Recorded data
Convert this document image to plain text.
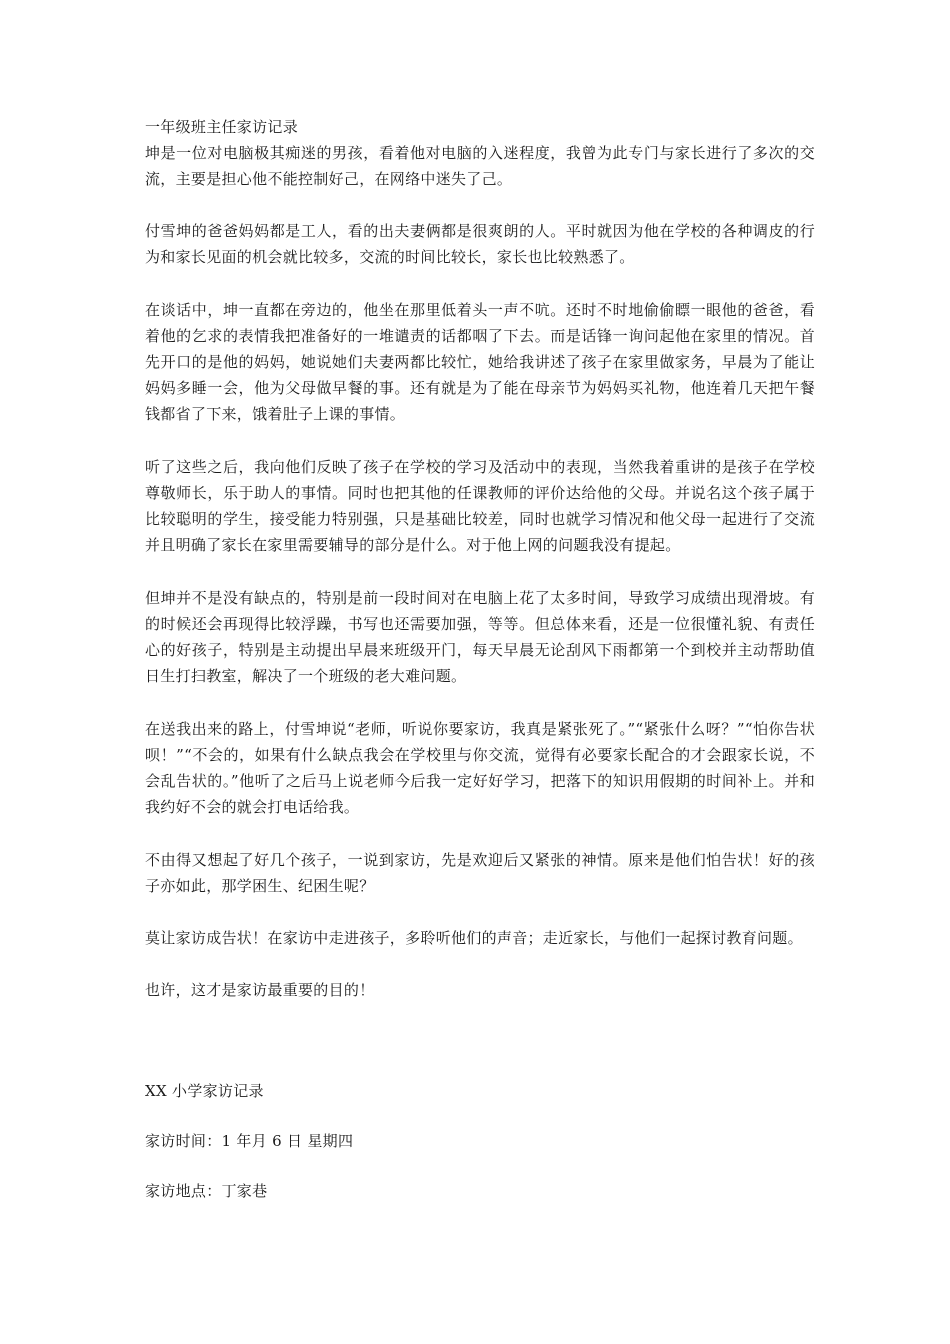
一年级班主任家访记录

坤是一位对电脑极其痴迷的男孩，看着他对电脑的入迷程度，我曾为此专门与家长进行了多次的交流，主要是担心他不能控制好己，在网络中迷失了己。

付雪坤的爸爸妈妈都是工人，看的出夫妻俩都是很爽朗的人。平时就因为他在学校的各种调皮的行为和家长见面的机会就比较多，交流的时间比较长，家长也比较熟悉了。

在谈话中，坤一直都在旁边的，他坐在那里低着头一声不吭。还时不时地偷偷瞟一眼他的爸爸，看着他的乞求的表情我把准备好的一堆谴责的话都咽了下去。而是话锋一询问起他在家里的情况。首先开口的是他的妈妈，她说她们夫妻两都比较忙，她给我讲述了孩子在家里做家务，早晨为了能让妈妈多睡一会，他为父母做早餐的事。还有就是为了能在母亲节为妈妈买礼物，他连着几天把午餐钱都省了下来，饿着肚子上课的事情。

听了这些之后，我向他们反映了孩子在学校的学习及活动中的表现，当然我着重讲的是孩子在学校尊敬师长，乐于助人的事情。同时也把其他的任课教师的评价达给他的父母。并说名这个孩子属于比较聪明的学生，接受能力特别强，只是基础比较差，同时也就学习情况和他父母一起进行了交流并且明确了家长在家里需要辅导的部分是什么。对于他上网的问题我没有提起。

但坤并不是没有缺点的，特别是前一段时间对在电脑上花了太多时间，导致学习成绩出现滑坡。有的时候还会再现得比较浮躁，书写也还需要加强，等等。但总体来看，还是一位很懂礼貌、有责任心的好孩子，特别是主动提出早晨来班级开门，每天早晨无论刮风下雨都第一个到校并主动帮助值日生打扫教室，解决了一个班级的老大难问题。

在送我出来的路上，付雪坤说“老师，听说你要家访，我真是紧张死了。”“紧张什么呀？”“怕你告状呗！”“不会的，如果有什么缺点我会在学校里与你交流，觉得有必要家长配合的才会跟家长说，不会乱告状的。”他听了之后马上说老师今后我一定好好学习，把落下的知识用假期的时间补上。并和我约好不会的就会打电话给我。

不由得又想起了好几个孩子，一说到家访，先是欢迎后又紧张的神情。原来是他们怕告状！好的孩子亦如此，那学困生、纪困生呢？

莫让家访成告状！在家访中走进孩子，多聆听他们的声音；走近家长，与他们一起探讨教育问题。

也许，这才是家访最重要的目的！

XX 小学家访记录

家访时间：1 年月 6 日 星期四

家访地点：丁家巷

---

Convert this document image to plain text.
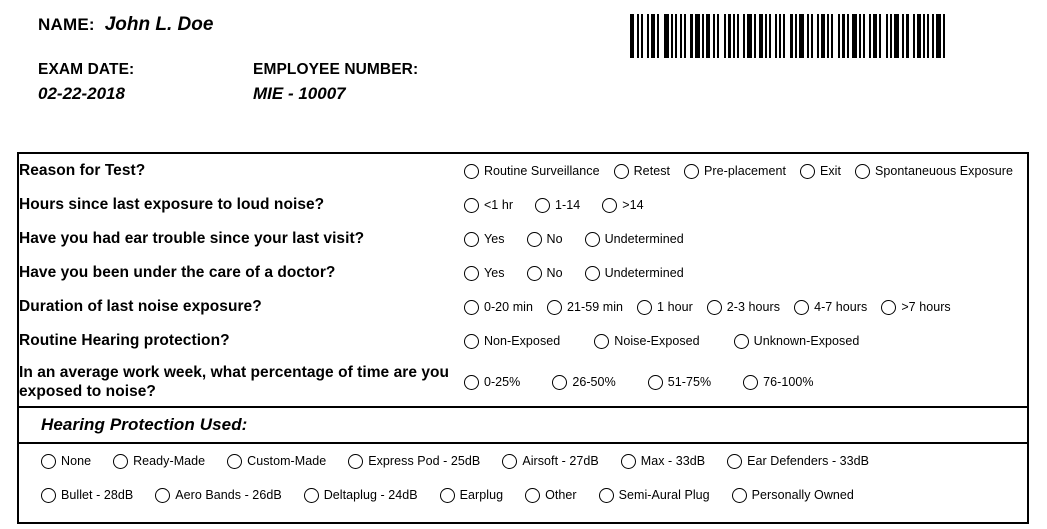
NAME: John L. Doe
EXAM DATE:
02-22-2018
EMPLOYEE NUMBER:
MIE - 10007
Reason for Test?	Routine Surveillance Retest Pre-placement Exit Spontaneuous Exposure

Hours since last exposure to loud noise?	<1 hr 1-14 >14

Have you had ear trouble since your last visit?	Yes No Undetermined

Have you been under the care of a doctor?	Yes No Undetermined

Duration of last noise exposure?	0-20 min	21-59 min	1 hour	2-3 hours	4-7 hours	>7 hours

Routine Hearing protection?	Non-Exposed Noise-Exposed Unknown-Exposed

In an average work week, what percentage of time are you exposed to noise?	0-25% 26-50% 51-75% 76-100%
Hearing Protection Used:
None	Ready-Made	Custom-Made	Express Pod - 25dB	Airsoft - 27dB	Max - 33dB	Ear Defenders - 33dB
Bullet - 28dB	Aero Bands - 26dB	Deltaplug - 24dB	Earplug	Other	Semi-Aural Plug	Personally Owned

* * *

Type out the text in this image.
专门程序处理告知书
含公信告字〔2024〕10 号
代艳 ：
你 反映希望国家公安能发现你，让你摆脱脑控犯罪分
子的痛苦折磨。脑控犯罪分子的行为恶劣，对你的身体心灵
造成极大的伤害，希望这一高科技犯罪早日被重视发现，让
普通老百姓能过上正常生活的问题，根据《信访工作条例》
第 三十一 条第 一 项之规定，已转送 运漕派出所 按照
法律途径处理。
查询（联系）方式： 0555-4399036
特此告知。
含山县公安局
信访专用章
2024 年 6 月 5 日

### WHAT THE TASK ASKS
Return each line of the data that contains the string "since".

### WORKED ANSWER
Hours since last exposure to loud noise?	<1 hr 1-14 >14
Have you had ear trouble since your last visit?	Yes No Undetermined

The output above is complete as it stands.